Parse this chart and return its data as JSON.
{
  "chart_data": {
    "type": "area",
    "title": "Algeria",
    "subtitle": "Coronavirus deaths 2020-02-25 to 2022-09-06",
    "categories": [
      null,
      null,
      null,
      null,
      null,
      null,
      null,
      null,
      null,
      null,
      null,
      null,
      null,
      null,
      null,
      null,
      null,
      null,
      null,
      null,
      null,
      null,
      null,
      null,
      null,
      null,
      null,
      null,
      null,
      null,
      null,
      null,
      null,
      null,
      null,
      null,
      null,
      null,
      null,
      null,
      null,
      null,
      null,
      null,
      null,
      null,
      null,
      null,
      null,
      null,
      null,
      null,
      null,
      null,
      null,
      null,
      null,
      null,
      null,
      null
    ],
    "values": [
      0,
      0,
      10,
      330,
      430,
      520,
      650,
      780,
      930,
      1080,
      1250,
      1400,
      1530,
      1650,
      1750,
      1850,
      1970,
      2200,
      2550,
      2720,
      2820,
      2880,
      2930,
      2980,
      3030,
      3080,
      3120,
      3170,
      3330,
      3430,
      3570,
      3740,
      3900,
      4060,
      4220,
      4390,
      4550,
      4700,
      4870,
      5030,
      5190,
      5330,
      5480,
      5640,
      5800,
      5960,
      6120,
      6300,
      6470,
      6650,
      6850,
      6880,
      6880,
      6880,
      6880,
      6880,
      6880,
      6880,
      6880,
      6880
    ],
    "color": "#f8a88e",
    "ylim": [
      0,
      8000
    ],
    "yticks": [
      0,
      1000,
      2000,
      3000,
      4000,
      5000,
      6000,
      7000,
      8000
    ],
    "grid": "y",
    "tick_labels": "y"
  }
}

══════════════════════════════

_Task:_
Each line above needs to be returned exactly as it is.

_Output of the task:_
Parse this chart and return its data as JSON.
{
  "chart_data": {
    "type": "area",
    "title": "Algeria",
    "subtitle": "Coronavirus deaths 2020-02-25 to 2022-09-06",
    "categories": [
      null,
      null,
      null,
      null,
      null,
      null,
      null,
      null,
      null,
      null,
      null,
      null,
      null,
      null,
      null,
      null,
      null,
      null,
      null,
      null,
      null,
      null,
      null,
      null,
      null,
      null,
      null,
      null,
      null,
      null,
      null,
      null,
      null,
      null,
      null,
      null,
      null,
      null,
      null,
      null,
      null,
      null,
      null,
      null,
      null,
      null,
      null,
      null,
      null,
      null,
      null,
      null,
      null,
      null,
      null,
      null,
      null,
      null,
      null,
      null
    ],
    "values": [
      0,
      0,
      10,
      330,
      430,
      520,
      650,
      780,
      930,
      1080,
      1250,
      1400,
      1530,
      1650,
      1750,
      1850,
      1970,
      2200,
      2550,
      2720,
      2820,
      2880,
      2930,
      2980,
      3030,
      3080,
      3120,
      3170,
      3330,
      3430,
      3570,
      3740,
      3900,
      4060,
      4220,
      4390,
      4550,
      4700,
      4870,
      5030,
      5190,
      5330,
      5480,
      5640,
      5800,
      5960,
      6120,
      6300,
      6470,
      6650,
      6850,
      6880,
      6880,
      6880,
      6880,
      6880,
      6880,
      6880,
      6880,
      6880
    ],
    "color": "#f8a88e",
    "ylim": [
      0,
      8000
    ],
    "yticks": [
      0,
      1000,
      2000,
      3000,
      4000,
      5000,
      6000,
      7000,
      8000
    ],
    "grid": "y",
    "tick_labels": "y"
  }
}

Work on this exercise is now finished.